[GIVEN TASK] In the data that follows, count the lines in which the word "chili" occurs, and report that figure alone.

[SUPPLIED DATA]
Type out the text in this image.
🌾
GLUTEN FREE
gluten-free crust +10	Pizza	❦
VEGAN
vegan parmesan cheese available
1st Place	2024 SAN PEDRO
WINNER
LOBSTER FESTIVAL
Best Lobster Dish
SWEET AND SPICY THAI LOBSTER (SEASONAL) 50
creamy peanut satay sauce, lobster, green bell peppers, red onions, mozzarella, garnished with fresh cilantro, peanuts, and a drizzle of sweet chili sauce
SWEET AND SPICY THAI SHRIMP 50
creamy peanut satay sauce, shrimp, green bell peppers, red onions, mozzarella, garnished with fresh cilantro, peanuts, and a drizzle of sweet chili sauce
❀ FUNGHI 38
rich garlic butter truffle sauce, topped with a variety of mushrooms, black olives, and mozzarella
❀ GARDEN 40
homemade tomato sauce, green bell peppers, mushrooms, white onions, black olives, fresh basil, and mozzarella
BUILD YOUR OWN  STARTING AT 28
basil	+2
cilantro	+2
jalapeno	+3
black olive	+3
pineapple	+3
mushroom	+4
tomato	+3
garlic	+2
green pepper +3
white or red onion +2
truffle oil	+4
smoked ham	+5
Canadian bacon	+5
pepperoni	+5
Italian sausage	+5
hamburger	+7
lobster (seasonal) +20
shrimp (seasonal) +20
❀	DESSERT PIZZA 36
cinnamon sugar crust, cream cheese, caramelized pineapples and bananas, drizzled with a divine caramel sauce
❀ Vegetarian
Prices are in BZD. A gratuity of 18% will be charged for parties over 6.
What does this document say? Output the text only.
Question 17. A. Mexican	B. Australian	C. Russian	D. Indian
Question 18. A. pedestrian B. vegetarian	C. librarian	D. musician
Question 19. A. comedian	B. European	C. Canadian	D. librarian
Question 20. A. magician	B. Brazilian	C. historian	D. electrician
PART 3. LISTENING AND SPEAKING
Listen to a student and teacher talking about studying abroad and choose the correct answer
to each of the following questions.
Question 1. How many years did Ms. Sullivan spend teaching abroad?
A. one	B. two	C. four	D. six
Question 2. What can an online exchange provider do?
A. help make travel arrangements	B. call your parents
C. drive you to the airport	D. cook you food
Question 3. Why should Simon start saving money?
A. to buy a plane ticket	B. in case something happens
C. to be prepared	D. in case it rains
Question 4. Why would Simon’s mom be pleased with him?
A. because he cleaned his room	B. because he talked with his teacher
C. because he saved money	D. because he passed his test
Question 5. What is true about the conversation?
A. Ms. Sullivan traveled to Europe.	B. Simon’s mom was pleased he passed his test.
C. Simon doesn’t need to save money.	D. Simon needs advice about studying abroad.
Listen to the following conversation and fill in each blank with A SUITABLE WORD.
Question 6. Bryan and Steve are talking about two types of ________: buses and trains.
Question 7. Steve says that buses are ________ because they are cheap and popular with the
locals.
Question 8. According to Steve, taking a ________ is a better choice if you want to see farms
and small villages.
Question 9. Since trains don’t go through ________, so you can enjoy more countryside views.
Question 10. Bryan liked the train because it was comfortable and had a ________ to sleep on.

[ANSWER IN FULL] 2